Things to do ::
1. Copy word for word the passage of the UAP case credibility article below that opens with the words containing "How credibility was" and closes with "and physical-trace evidence.".
2. Extend the UAP case credibility article below, starting right after its last sentence.

Source text ::
* * * * * * * * *

The 100 Most-Credible Cases: What "Good Data" Actually Looks Like in UAP Research
When credibility is scored by sources, observer quality, and physical evidence, the top of the file is dominated by quiet trace cases, not the famous ones.
Of the 252,001 events in the master dataset, the 100 highest-credibility cases share one structural feature: every single one carries three or more independent sources. They are not, for the most part, the cases that show up in documentaries. They cluster in the 1950s and 1960s, they lean on physical traces and electromagnetic effects more than on dramatic visuals, and they are mostly unfamous. This is what the upper tail of evidence quality looks like once you stop ranking by notoriety and start ranking by what investigators actually documented.
How credibility was scored
The credibility index combines three signals mined from incident text: an evidence axis (photo, radar, trace, vehicle effect), multi-source corroboration (three or more independent references in the case file), and observer-quality flags (pilot, military, multi-witness, photo/video). Among the top 100, all 100 cleared the three-source threshold. Pilot flags appear on 13 cases, military on 6, multi-witness on 8, and photo on 9. The flags overlap, but the modest absolute numbers matter: even at the top of the credibility distribution, named observer-quality markers are the exception. What pushes most cases into the top 100 is not a pilot witness or a photograph but the combination of source density and physical-trace evidence.

* * * * * * * * *

Collected material ::

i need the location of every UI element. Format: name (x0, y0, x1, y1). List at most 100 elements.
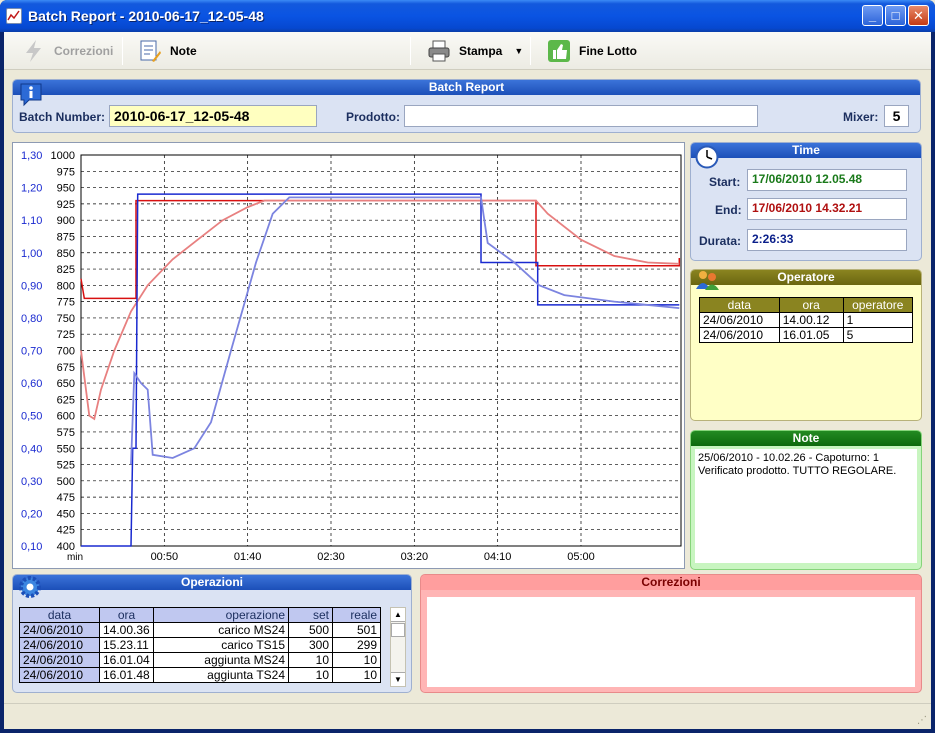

* * * * * * * * *

Set of answers ::
1.
How credibility was scored
The credibility index combines three signals mined from incident text: an evidence axis (photo, radar, trace, vehicle effect), multi-source corroboration (three or more independent references in the case file), and observer-quality flags (pilot, military, multi-witness, photo/video). Among the top 100, all 100 cleared the three-source threshold. Pilot flags appear on 13 cases, military on 6, multi-witness on 8, and photo on 9. The flags overlap, but the modest absolute numbers matter: even at the top of the credibility distribution, named observer-quality markers are the exception. What pushes most cases into the top 100 is not a pilot witness or a photograph but the combination of source density and physical-trace evidence.

2.
That is a meaningful editorial choice. A radar-confirmed pilot encounter with a single news source can rank lower than a quiet rural ground-trace case that ten serious investigators wrote up over the following decade. The index rewards how the case was documented, not how loud it was.
When the best-documented cases happened
The decade distribution is lopsided. The 1950s contribute 37 of the top 100 and the 1960s contribute 35, together accounting for 72% of the file. The 1940s add 7, the 2000s add 9, the 1970s and 1990s contribute 4 each, and three earlier decades (1890s, 1910s, 1930s) supply 4 between them. The 1980s and 2010s contribute zero.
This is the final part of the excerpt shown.